» Written task
What follows is a listing; give it again exactly, in its entirety.
------------------------------------------------------------------------
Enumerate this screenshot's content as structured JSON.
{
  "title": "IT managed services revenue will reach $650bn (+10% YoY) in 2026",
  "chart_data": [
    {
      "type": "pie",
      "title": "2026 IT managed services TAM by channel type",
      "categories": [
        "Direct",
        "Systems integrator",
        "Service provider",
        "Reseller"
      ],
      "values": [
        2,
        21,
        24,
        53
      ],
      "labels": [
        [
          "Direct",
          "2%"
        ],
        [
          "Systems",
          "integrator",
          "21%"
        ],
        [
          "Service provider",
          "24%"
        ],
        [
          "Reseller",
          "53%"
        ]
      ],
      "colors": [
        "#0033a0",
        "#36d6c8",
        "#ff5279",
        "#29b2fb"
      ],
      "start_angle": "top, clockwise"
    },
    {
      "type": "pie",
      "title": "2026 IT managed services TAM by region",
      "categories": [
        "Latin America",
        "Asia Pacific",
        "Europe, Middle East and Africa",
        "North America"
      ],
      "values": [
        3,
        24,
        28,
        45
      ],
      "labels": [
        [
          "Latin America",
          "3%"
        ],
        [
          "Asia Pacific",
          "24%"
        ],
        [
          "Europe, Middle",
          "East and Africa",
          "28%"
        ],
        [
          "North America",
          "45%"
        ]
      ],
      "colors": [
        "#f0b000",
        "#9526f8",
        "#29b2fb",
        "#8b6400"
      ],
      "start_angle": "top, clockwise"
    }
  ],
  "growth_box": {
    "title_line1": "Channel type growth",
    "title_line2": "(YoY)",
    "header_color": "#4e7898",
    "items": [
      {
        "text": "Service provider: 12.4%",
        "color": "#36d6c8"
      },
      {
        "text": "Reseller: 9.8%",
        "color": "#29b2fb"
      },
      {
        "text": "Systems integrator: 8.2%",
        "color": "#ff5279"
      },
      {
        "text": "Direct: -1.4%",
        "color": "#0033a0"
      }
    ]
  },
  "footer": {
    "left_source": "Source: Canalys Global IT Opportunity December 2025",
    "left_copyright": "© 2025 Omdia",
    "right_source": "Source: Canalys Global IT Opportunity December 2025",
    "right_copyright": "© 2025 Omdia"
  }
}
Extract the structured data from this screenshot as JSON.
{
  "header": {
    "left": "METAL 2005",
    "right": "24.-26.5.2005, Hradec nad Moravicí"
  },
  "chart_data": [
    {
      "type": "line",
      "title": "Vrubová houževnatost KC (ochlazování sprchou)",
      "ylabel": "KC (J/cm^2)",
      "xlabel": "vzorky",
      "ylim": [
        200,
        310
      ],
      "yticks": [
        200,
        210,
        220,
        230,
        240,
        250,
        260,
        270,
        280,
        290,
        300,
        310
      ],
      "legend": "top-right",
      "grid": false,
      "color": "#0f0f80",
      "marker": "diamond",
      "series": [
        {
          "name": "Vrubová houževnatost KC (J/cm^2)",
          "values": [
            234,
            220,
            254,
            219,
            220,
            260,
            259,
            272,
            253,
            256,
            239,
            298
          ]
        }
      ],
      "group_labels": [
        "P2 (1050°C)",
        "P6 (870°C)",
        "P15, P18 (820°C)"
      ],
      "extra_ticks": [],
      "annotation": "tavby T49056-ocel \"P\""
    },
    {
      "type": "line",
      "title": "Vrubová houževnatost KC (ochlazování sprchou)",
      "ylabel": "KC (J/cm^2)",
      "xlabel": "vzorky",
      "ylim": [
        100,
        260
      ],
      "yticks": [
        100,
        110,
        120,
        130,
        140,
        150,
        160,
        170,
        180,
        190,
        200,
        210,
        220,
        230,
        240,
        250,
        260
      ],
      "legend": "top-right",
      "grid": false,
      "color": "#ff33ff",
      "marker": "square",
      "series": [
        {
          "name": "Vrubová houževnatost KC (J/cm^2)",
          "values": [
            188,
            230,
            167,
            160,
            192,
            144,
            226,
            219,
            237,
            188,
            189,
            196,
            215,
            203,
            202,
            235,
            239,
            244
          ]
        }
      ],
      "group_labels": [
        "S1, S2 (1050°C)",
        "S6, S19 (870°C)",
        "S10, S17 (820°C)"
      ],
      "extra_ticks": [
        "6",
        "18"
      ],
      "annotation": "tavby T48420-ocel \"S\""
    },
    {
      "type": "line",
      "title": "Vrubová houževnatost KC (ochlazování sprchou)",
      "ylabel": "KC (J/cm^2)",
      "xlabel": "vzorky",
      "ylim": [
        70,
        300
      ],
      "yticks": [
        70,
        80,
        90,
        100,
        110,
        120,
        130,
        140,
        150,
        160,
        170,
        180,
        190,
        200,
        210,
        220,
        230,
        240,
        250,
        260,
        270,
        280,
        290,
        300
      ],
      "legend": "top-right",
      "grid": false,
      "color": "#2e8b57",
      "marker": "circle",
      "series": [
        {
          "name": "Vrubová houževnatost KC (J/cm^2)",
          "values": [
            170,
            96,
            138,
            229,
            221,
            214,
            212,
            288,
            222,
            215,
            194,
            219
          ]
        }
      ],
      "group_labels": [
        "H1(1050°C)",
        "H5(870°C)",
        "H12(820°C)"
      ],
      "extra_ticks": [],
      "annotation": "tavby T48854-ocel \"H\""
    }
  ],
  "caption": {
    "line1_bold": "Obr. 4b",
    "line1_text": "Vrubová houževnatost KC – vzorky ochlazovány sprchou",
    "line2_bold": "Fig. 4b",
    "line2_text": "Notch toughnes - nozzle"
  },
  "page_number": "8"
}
------------------------------------------------------------------------
» Finished exercise
Enumerate this screenshot's content as structured JSON.
{
  "title": "IT managed services revenue will reach $650bn (+10% YoY) in 2026",
  "chart_data": [
    {
      "type": "pie",
      "title": "2026 IT managed services TAM by channel type",
      "categories": [
        "Direct",
        "Systems integrator",
        "Service provider",
        "Reseller"
      ],
      "values": [
        2,
        21,
        24,
        53
      ],
      "labels": [
        [
          "Direct",
          "2%"
        ],
        [
          "Systems",
          "integrator",
          "21%"
        ],
        [
          "Service provider",
          "24%"
        ],
        [
          "Reseller",
          "53%"
        ]
      ],
      "colors": [
        "#0033a0",
        "#36d6c8",
        "#ff5279",
        "#29b2fb"
      ],
      "start_angle": "top, clockwise"
    },
    {
      "type": "pie",
      "title": "2026 IT managed services TAM by region",
      "categories": [
        "Latin America",
        "Asia Pacific",
        "Europe, Middle East and Africa",
        "North America"
      ],
      "values": [
        3,
        24,
        28,
        45
      ],
      "labels": [
        [
          "Latin America",
          "3%"
        ],
        [
          "Asia Pacific",
          "24%"
        ],
        [
          "Europe, Middle",
          "East and Africa",
          "28%"
        ],
        [
          "North America",
          "45%"
        ]
      ],
      "colors": [
        "#f0b000",
        "#9526f8",
        "#29b2fb",
        "#8b6400"
      ],
      "start_angle": "top, clockwise"
    }
  ],
  "growth_box": {
    "title_line1": "Channel type growth",
    "title_line2": "(YoY)",
    "header_color": "#4e7898",
    "items": [
      {
        "text": "Service provider: 12.4%",
        "color": "#36d6c8"
      },
      {
        "text": "Reseller: 9.8%",
        "color": "#29b2fb"
      },
      {
        "text": "Systems integrator: 8.2%",
        "color": "#ff5279"
      },
      {
        "text": "Direct: -1.4%",
        "color": "#0033a0"
      }
    ]
  },
  "footer": {
    "left_source": "Source: Canalys Global IT Opportunity December 2025",
    "left_copyright": "© 2025 Omdia",
    "right_source": "Source: Canalys Global IT Opportunity December 2025",
    "right_copyright": "© 2025 Omdia"
  }
}
Extract the structured data from this screenshot as JSON.
{
  "header": {
    "left": "METAL 2005",
    "right": "24.-26.5.2005, Hradec nad Moravicí"
  },
  "chart_data": [
    {
      "type": "line",
      "title": "Vrubová houževnatost KC (ochlazování sprchou)",
      "ylabel": "KC (J/cm^2)",
      "xlabel": "vzorky",
      "ylim": [
        200,
        310
      ],
      "yticks": [
        200,
        210,
        220,
        230,
        240,
        250,
        260,
        270,
        280,
        290,
        300,
        310
      ],
      "legend": "top-right",
      "grid": false,
      "color": "#0f0f80",
      "marker": "diamond",
      "series": [
        {
          "name": "Vrubová houževnatost KC (J/cm^2)",
          "values": [
            234,
            220,
            254,
            219,
            220,
            260,
            259,
            272,
            253,
            256,
            239,
            298
          ]
        }
      ],
      "group_labels": [
        "P2 (1050°C)",
        "P6 (870°C)",
        "P15, P18 (820°C)"
      ],
      "extra_ticks": [],
      "annotation": "tavby T49056-ocel \"P\""
    },
    {
      "type": "line",
      "title": "Vrubová houževnatost KC (ochlazování sprchou)",
      "ylabel": "KC (J/cm^2)",
      "xlabel": "vzorky",
      "ylim": [
        100,
        260
      ],
      "yticks": [
        100,
        110,
        120,
        130,
        140,
        150,
        160,
        170,
        180,
        190,
        200,
        210,
        220,
        230,
        240,
        250,
        260
      ],
      "legend": "top-right",
      "grid": false,
      "color": "#ff33ff",
      "marker": "square",
      "series": [
        {
          "name": "Vrubová houževnatost KC (J/cm^2)",
          "values": [
            188,
            230,
            167,
            160,
            192,
            144,
            226,
            219,
            237,
            188,
            189,
            196,
            215,
            203,
            202,
            235,
            239,
            244
          ]
        }
      ],
      "group_labels": [
        "S1, S2 (1050°C)",
        "S6, S19 (870°C)",
        "S10, S17 (820°C)"
      ],
      "extra_ticks": [
        "6",
        "18"
      ],
      "annotation": "tavby T48420-ocel \"S\""
    },
    {
      "type": "line",
      "title": "Vrubová houževnatost KC (ochlazování sprchou)",
      "ylabel": "KC (J/cm^2)",
      "xlabel": "vzorky",
      "ylim": [
        70,
        300
      ],
      "yticks": [
        70,
        80,
        90,
        100,
        110,
        120,
        130,
        140,
        150,
        160,
        170,
        180,
        190,
        200,
        210,
        220,
        230,
        240,
        250,
        260,
        270,
        280,
        290,
        300
      ],
      "legend": "top-right",
      "grid": false,
      "color": "#2e8b57",
      "marker": "circle",
      "series": [
        {
          "name": "Vrubová houževnatost KC (J/cm^2)",
          "values": [
            170,
            96,
            138,
            229,
            221,
            214,
            212,
            288,
            222,
            215,
            194,
            219
          ]
        }
      ],
      "group_labels": [
        "H1(1050°C)",
        "H5(870°C)",
        "H12(820°C)"
      ],
      "extra_ticks": [],
      "annotation": "tavby T48854-ocel \"H\""
    }
  ],
  "caption": {
    "line1_bold": "Obr. 4b",
    "line1_text": "Vrubová houževnatost KC – vzorky ochlazovány sprchou",
    "line2_bold": "Fig. 4b",
    "line2_text": "Notch toughnes - nozzle"
  },
  "page_number": "8"
}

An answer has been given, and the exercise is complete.